Task directions
Count, in the entries below, the lines in which "agricultural" occurs. Give the number, nothing more.

Extracted data entries:
Begin

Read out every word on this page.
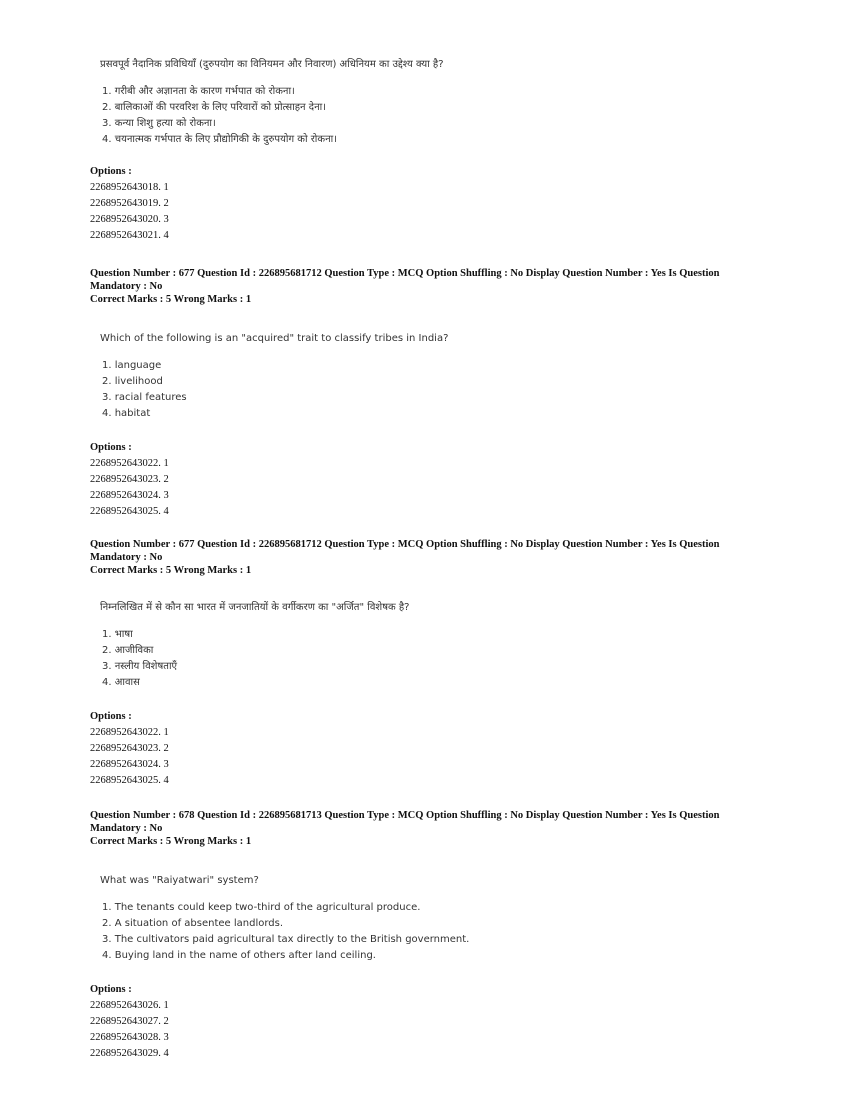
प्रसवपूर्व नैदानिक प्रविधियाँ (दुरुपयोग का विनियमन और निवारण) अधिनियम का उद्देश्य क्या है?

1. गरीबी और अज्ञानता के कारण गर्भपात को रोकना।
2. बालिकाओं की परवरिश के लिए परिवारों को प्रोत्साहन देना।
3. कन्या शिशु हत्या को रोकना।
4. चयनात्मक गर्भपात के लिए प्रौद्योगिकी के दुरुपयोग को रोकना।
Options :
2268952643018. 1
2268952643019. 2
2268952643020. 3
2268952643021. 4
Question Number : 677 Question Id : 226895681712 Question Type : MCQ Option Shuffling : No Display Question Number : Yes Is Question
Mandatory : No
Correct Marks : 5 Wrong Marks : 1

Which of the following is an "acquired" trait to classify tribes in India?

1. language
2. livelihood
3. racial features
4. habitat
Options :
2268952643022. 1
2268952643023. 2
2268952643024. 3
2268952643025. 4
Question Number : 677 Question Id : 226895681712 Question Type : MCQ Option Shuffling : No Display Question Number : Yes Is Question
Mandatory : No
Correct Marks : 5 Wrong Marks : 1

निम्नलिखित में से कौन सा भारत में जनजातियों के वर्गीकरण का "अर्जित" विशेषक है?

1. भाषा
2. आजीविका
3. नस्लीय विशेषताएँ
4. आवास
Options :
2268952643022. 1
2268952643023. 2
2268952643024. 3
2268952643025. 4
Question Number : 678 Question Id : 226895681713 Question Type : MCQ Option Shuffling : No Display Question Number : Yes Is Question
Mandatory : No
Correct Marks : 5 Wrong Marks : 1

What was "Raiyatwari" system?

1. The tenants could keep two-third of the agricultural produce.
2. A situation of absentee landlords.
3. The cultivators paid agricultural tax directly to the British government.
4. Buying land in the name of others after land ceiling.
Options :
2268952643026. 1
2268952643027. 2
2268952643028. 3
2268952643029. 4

End
Begin

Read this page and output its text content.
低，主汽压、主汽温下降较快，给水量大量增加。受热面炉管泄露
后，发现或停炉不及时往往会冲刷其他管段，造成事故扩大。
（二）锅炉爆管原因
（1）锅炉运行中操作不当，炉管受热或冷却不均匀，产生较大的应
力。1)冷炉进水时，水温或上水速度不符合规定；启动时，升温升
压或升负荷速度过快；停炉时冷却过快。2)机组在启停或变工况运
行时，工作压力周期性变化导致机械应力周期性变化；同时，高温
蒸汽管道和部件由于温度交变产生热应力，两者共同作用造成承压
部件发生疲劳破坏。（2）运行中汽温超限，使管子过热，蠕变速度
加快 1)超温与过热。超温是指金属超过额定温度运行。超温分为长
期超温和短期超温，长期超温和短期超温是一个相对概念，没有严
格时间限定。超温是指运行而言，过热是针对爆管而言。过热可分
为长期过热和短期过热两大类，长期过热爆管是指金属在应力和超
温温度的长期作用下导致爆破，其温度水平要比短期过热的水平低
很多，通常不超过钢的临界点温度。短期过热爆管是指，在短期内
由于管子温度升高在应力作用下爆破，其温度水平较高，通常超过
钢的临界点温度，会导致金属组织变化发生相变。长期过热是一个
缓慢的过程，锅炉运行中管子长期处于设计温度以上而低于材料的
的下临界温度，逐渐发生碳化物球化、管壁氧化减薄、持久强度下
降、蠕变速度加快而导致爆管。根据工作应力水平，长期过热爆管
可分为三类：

End

Exercise answer
2